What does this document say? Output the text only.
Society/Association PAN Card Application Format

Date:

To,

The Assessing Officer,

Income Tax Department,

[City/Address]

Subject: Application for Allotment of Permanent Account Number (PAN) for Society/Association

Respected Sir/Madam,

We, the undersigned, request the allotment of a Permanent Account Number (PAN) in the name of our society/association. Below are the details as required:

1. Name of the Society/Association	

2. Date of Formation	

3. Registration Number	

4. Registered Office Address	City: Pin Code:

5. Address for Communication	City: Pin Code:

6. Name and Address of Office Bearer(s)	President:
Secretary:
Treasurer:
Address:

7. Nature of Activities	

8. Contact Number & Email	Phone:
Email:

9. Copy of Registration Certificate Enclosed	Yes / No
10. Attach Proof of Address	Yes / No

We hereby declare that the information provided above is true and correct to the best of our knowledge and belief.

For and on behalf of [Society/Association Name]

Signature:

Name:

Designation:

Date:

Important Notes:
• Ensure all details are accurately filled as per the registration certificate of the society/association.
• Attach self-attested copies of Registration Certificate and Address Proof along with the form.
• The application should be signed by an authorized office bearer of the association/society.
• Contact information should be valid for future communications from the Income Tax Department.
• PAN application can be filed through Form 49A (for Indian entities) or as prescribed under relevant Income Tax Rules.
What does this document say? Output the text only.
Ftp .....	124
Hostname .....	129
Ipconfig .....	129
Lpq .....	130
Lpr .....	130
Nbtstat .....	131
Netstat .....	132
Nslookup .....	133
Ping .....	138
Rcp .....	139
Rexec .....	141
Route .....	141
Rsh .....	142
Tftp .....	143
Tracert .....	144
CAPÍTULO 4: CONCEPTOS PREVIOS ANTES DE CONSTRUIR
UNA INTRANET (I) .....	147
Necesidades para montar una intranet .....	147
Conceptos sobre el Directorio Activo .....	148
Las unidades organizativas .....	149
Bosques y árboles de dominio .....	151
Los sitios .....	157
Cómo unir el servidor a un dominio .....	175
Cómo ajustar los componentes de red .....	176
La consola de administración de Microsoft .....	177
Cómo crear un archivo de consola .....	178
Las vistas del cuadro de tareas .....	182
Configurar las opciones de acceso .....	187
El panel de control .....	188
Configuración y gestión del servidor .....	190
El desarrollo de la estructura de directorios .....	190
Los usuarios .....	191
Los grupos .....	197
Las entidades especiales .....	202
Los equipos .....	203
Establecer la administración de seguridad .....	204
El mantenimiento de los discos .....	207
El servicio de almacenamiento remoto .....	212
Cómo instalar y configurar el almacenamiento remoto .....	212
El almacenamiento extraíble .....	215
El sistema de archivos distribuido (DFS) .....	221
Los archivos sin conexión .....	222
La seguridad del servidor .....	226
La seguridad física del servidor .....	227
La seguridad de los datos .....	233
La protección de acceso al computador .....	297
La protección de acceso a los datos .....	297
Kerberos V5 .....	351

Stated exercise:
Identify the lines of the entries containing the string "seguridad". Copy each such line.

Result for this task:
Establecer la administración de seguridad .....	204
La seguridad del servidor .....	226
La seguridad física del servidor .....	227
La seguridad de los datos .....	233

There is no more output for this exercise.